↓↓↓

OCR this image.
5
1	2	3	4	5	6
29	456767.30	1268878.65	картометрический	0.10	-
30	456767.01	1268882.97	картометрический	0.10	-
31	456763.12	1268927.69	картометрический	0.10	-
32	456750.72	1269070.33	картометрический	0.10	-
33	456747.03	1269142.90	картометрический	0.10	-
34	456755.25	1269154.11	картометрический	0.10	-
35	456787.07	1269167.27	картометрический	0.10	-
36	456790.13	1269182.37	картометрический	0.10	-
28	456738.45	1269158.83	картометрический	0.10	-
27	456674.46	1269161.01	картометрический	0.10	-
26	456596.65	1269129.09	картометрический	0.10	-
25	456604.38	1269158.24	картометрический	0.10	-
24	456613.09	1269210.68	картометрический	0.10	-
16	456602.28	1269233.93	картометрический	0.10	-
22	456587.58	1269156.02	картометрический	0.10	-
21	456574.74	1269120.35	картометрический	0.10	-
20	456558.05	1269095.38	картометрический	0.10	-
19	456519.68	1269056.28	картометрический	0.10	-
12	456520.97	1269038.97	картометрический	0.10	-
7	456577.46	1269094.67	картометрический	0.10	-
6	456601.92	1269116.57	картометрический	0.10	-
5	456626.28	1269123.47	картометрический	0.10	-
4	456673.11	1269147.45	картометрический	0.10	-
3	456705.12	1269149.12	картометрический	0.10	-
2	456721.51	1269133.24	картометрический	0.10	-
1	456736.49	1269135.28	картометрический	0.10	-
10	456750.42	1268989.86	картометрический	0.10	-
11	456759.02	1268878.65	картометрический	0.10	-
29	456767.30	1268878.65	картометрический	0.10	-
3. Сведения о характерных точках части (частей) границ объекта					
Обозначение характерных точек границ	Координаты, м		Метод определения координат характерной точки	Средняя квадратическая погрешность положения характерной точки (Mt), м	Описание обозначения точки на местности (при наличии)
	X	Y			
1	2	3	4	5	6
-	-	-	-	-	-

↑↑↑

What this task involves: Write out the entire listing exactly.

Output:
OCR this image.
5
1	2	3	4	5	6
29	456767.30	1268878.65	картометрический	0.10	-
30	456767.01	1268882.97	картометрический	0.10	-
31	456763.12	1268927.69	картометрический	0.10	-
32	456750.72	1269070.33	картометрический	0.10	-
33	456747.03	1269142.90	картометрический	0.10	-
34	456755.25	1269154.11	картометрический	0.10	-
35	456787.07	1269167.27	картометрический	0.10	-
36	456790.13	1269182.37	картометрический	0.10	-
28	456738.45	1269158.83	картометрический	0.10	-
27	456674.46	1269161.01	картометрический	0.10	-
26	456596.65	1269129.09	картометрический	0.10	-
25	456604.38	1269158.24	картометрический	0.10	-
24	456613.09	1269210.68	картометрический	0.10	-
16	456602.28	1269233.93	картометрический	0.10	-
22	456587.58	1269156.02	картометрический	0.10	-
21	456574.74	1269120.35	картометрический	0.10	-
20	456558.05	1269095.38	картометрический	0.10	-
19	456519.68	1269056.28	картометрический	0.10	-
12	456520.97	1269038.97	картометрический	0.10	-
7	456577.46	1269094.67	картометрический	0.10	-
6	456601.92	1269116.57	картометрический	0.10	-
5	456626.28	1269123.47	картометрический	0.10	-
4	456673.11	1269147.45	картометрический	0.10	-
3	456705.12	1269149.12	картометрический	0.10	-
2	456721.51	1269133.24	картометрический	0.10	-
1	456736.49	1269135.28	картометрический	0.10	-
10	456750.42	1268989.86	картометрический	0.10	-
11	456759.02	1268878.65	картометрический	0.10	-
29	456767.30	1268878.65	картометрический	0.10	-
3. Сведения о характерных точках части (частей) границ объекта					
Обозначение характерных точек границ	Координаты, м		Метод определения координат характерной точки	Средняя квадратическая погрешность положения характерной точки (Mt), м	Описание обозначения точки на местности (при наличии)
	X	Y			
1	2	3	4	5	6
-	-	-	-	-	-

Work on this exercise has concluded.